• _REQUEST_: Pictures should be excluded; otherwise, copy every entry exactly.

• _GIVEN RECORDS_:
§ §

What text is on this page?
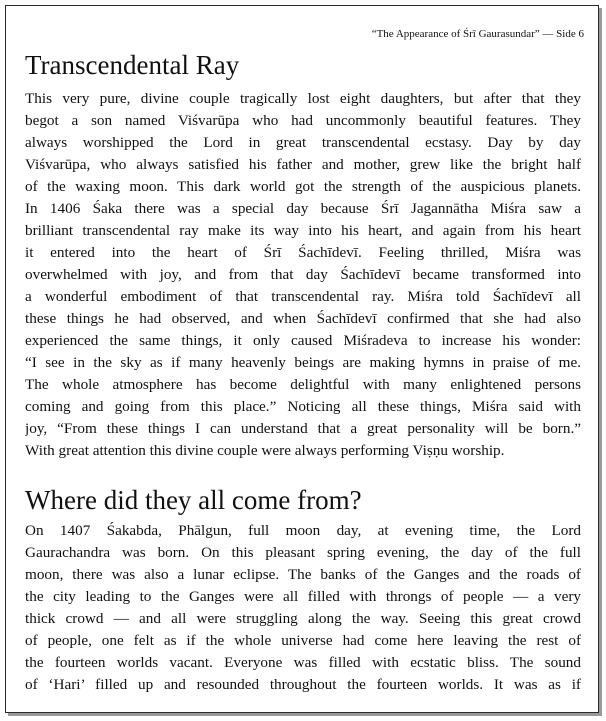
“The Appearance of Śrī Gaurasundar” — Side 6
Transcendental Ray
This very pure, divine couple tragically lost eight daughters, but after that they
begot a son named Viśvarūpa who had uncommonly beautiful features. They
always worshipped the Lord in great transcendental ecstasy. Day by day
Viśvarūpa, who always satisfied his father and mother, grew like the bright half
of the waxing moon. This dark world got the strength of the auspicious planets.
In 1406 Śaka there was a special day because Śrī Jagannātha Miśra saw a
brilliant transcendental ray make its way into his heart, and again from his heart
it entered into the heart of Śrī Śachīdevī. Feeling thrilled, Miśra was
overwhelmed with joy, and from that day Śachīdevī became transformed into
a wonderful embodiment of that transcendental ray. Miśra told Śachīdevī all
these things he had observed, and when Śachīdevī confirmed that she had also
experienced the same things, it only caused Miśradeva to increase his wonder:
“I see in the sky as if many heavenly beings are making hymns in praise of me.
The whole atmosphere has become delightful with many enlightened persons
coming and going from this place.” Noticing all these things, Miśra said with
joy, “From these things I can understand that a great personality will be born.”
With great attention this divine couple were always performing Viṣṇu worship.
Where did they all come from?
On 1407 Śakabda, Phālgun, full moon day, at evening time, the Lord
Gaurachandra was born. On this pleasant spring evening, the day of the full
moon, there was also a lunar eclipse. The banks of the Ganges and the roads of
the city leading to the Ganges were all filled with throngs of people — a very
thick crowd — and all were struggling along the way. Seeing this great crowd
of people, one felt as if the whole universe had come here leaving the rest of
the fourteen worlds vacant. Everyone was filled with ecstatic bliss. The sound
of ‘Hari’ filled up and resounded throughout the fourteen worlds. It was as if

§ §

• _EXPECTED ANSWER_:
What text is on this page?
“The Appearance of Śrī Gaurasundar” — Side 6
Transcendental Ray
This very pure, divine couple tragically lost eight daughters, but after that they
begot a son named Viśvarūpa who had uncommonly beautiful features. They
always worshipped the Lord in great transcendental ecstasy. Day by day
Viśvarūpa, who always satisfied his father and mother, grew like the bright half
of the waxing moon. This dark world got the strength of the auspicious planets.
In 1406 Śaka there was a special day because Śrī Jagannātha Miśra saw a
brilliant transcendental ray make its way into his heart, and again from his heart
it entered into the heart of Śrī Śachīdevī. Feeling thrilled, Miśra was
overwhelmed with joy, and from that day Śachīdevī became transformed into
a wonderful embodiment of that transcendental ray. Miśra told Śachīdevī all
these things he had observed, and when Śachīdevī confirmed that she had also
experienced the same things, it only caused Miśradeva to increase his wonder:
“I see in the sky as if many heavenly beings are making hymns in praise of me.
The whole atmosphere has become delightful with many enlightened persons
coming and going from this place.” Noticing all these things, Miśra said with
joy, “From these things I can understand that a great personality will be born.”
With great attention this divine couple were always performing Viṣṇu worship.
Where did they all come from?
On 1407 Śakabda, Phālgun, full moon day, at evening time, the Lord
Gaurachandra was born. On this pleasant spring evening, the day of the full
moon, there was also a lunar eclipse. The banks of the Ganges and the roads of
the city leading to the Ganges were all filled with throngs of people — a very
thick crowd — and all were struggling along the way. Seeing this great crowd
of people, one felt as if the whole universe had come here leaving the rest of
the fourteen worlds vacant. Everyone was filled with ecstatic bliss. The sound
of ‘Hari’ filled up and resounded throughout the fourteen worlds. It was as if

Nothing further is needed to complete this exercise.